(Entries from a dataset)
— begin —

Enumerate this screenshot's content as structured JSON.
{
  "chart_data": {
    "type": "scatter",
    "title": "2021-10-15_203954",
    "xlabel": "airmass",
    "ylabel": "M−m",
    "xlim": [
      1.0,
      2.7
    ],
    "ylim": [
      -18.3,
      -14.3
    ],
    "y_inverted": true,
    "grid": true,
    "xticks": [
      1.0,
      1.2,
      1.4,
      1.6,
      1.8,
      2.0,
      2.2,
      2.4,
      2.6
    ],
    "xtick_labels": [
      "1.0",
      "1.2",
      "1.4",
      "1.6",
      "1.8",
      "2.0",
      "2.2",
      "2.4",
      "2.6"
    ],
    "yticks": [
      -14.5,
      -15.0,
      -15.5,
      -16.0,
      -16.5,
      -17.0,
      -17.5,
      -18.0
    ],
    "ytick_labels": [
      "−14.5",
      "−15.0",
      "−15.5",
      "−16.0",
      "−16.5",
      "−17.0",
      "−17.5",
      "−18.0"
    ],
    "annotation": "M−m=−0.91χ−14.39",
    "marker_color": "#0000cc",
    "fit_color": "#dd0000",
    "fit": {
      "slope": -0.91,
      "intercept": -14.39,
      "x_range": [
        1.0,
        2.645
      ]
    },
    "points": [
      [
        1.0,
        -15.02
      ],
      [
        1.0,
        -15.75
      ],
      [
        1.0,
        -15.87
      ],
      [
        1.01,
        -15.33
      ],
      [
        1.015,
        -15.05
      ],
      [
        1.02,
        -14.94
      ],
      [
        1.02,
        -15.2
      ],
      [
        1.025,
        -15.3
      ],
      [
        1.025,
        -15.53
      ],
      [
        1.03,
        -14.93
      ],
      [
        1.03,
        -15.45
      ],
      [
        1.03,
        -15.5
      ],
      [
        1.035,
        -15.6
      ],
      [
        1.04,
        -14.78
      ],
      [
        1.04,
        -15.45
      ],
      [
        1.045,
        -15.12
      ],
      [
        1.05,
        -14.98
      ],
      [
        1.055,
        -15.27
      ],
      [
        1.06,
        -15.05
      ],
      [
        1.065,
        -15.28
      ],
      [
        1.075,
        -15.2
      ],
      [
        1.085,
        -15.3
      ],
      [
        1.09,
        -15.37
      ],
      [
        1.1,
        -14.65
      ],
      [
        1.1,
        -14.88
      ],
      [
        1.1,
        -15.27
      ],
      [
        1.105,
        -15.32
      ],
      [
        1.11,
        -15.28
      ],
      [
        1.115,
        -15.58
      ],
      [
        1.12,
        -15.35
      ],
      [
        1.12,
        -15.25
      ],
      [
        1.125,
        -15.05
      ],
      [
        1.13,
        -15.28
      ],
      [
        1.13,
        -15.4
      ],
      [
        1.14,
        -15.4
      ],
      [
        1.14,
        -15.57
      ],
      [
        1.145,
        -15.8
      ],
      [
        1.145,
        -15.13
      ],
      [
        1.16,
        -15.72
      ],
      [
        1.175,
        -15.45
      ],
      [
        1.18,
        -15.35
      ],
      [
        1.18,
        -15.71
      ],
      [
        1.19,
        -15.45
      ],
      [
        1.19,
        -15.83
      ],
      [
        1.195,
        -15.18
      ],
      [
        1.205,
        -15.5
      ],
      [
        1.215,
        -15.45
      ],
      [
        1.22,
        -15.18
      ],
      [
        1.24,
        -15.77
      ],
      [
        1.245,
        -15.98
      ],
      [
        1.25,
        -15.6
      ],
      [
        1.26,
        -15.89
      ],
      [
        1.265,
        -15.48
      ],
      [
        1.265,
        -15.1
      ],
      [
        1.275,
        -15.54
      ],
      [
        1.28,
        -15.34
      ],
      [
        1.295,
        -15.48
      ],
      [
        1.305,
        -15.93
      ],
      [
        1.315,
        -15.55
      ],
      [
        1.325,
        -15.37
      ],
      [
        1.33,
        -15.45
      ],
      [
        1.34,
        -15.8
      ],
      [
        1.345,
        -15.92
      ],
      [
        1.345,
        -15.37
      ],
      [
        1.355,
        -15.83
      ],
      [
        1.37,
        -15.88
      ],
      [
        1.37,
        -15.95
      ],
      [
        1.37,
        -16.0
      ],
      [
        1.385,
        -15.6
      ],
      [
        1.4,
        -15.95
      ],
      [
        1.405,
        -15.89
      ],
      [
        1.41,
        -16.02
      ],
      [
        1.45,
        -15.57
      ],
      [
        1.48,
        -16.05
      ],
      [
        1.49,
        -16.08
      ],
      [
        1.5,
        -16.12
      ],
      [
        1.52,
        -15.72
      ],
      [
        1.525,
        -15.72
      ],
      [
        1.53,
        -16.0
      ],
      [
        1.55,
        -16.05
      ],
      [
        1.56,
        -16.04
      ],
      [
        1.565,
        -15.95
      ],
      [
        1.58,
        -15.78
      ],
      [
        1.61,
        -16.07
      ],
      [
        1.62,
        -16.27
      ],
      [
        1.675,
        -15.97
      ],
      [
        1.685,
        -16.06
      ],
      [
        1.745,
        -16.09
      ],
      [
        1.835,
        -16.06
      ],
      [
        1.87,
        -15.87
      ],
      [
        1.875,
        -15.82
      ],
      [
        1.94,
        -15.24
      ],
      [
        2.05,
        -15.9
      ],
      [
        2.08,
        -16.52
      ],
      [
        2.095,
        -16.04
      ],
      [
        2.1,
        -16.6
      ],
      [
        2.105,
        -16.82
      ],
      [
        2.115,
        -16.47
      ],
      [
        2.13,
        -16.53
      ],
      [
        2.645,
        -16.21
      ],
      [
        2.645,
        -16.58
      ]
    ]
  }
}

— end —

Every entry must be quoted exactly as it appears above.

## SOLUTION:
Enumerate this screenshot's content as structured JSON.
{
  "chart_data": {
    "type": "scatter",
    "title": "2021-10-15_203954",
    "xlabel": "airmass",
    "ylabel": "M−m",
    "xlim": [
      1.0,
      2.7
    ],
    "ylim": [
      -18.3,
      -14.3
    ],
    "y_inverted": true,
    "grid": true,
    "xticks": [
      1.0,
      1.2,
      1.4,
      1.6,
      1.8,
      2.0,
      2.2,
      2.4,
      2.6
    ],
    "xtick_labels": [
      "1.0",
      "1.2",
      "1.4",
      "1.6",
      "1.8",
      "2.0",
      "2.2",
      "2.4",
      "2.6"
    ],
    "yticks": [
      -14.5,
      -15.0,
      -15.5,
      -16.0,
      -16.5,
      -17.0,
      -17.5,
      -18.0
    ],
    "ytick_labels": [
      "−14.5",
      "−15.0",
      "−15.5",
      "−16.0",
      "−16.5",
      "−17.0",
      "−17.5",
      "−18.0"
    ],
    "annotation": "M−m=−0.91χ−14.39",
    "marker_color": "#0000cc",
    "fit_color": "#dd0000",
    "fit": {
      "slope": -0.91,
      "intercept": -14.39,
      "x_range": [
        1.0,
        2.645
      ]
    },
    "points": [
      [
        1.0,
        -15.02
      ],
      [
        1.0,
        -15.75
      ],
      [
        1.0,
        -15.87
      ],
      [
        1.01,
        -15.33
      ],
      [
        1.015,
        -15.05
      ],
      [
        1.02,
        -14.94
      ],
      [
        1.02,
        -15.2
      ],
      [
        1.025,
        -15.3
      ],
      [
        1.025,
        -15.53
      ],
      [
        1.03,
        -14.93
      ],
      [
        1.03,
        -15.45
      ],
      [
        1.03,
        -15.5
      ],
      [
        1.035,
        -15.6
      ],
      [
        1.04,
        -14.78
      ],
      [
        1.04,
        -15.45
      ],
      [
        1.045,
        -15.12
      ],
      [
        1.05,
        -14.98
      ],
      [
        1.055,
        -15.27
      ],
      [
        1.06,
        -15.05
      ],
      [
        1.065,
        -15.28
      ],
      [
        1.075,
        -15.2
      ],
      [
        1.085,
        -15.3
      ],
      [
        1.09,
        -15.37
      ],
      [
        1.1,
        -14.65
      ],
      [
        1.1,
        -14.88
      ],
      [
        1.1,
        -15.27
      ],
      [
        1.105,
        -15.32
      ],
      [
        1.11,
        -15.28
      ],
      [
        1.115,
        -15.58
      ],
      [
        1.12,
        -15.35
      ],
      [
        1.12,
        -15.25
      ],
      [
        1.125,
        -15.05
      ],
      [
        1.13,
        -15.28
      ],
      [
        1.13,
        -15.4
      ],
      [
        1.14,
        -15.4
      ],
      [
        1.14,
        -15.57
      ],
      [
        1.145,
        -15.8
      ],
      [
        1.145,
        -15.13
      ],
      [
        1.16,
        -15.72
      ],
      [
        1.175,
        -15.45
      ],
      [
        1.18,
        -15.35
      ],
      [
        1.18,
        -15.71
      ],
      [
        1.19,
        -15.45
      ],
      [
        1.19,
        -15.83
      ],
      [
        1.195,
        -15.18
      ],
      [
        1.205,
        -15.5
      ],
      [
        1.215,
        -15.45
      ],
      [
        1.22,
        -15.18
      ],
      [
        1.24,
        -15.77
      ],
      [
        1.245,
        -15.98
      ],
      [
        1.25,
        -15.6
      ],
      [
        1.26,
        -15.89
      ],
      [
        1.265,
        -15.48
      ],
      [
        1.265,
        -15.1
      ],
      [
        1.275,
        -15.54
      ],
      [
        1.28,
        -15.34
      ],
      [
        1.295,
        -15.48
      ],
      [
        1.305,
        -15.93
      ],
      [
        1.315,
        -15.55
      ],
      [
        1.325,
        -15.37
      ],
      [
        1.33,
        -15.45
      ],
      [
        1.34,
        -15.8
      ],
      [
        1.345,
        -15.92
      ],
      [
        1.345,
        -15.37
      ],
      [
        1.355,
        -15.83
      ],
      [
        1.37,
        -15.88
      ],
      [
        1.37,
        -15.95
      ],
      [
        1.37,
        -16.0
      ],
      [
        1.385,
        -15.6
      ],
      [
        1.4,
        -15.95
      ],
      [
        1.405,
        -15.89
      ],
      [
        1.41,
        -16.02
      ],
      [
        1.45,
        -15.57
      ],
      [
        1.48,
        -16.05
      ],
      [
        1.49,
        -16.08
      ],
      [
        1.5,
        -16.12
      ],
      [
        1.52,
        -15.72
      ],
      [
        1.525,
        -15.72
      ],
      [
        1.53,
        -16.0
      ],
      [
        1.55,
        -16.05
      ],
      [
        1.56,
        -16.04
      ],
      [
        1.565,
        -15.95
      ],
      [
        1.58,
        -15.78
      ],
      [
        1.61,
        -16.07
      ],
      [
        1.62,
        -16.27
      ],
      [
        1.675,
        -15.97
      ],
      [
        1.685,
        -16.06
      ],
      [
        1.745,
        -16.09
      ],
      [
        1.835,
        -16.06
      ],
      [
        1.87,
        -15.87
      ],
      [
        1.875,
        -15.82
      ],
      [
        1.94,
        -15.24
      ],
      [
        2.05,
        -15.9
      ],
      [
        2.08,
        -16.52
      ],
      [
        2.095,
        -16.04
      ],
      [
        2.1,
        -16.6
      ],
      [
        2.105,
        -16.82
      ],
      [
        2.115,
        -16.47
      ],
      [
        2.13,
        -16.53
      ],
      [
        2.645,
        -16.21
      ],
      [
        2.645,
        -16.58
      ]
    ]
  }
}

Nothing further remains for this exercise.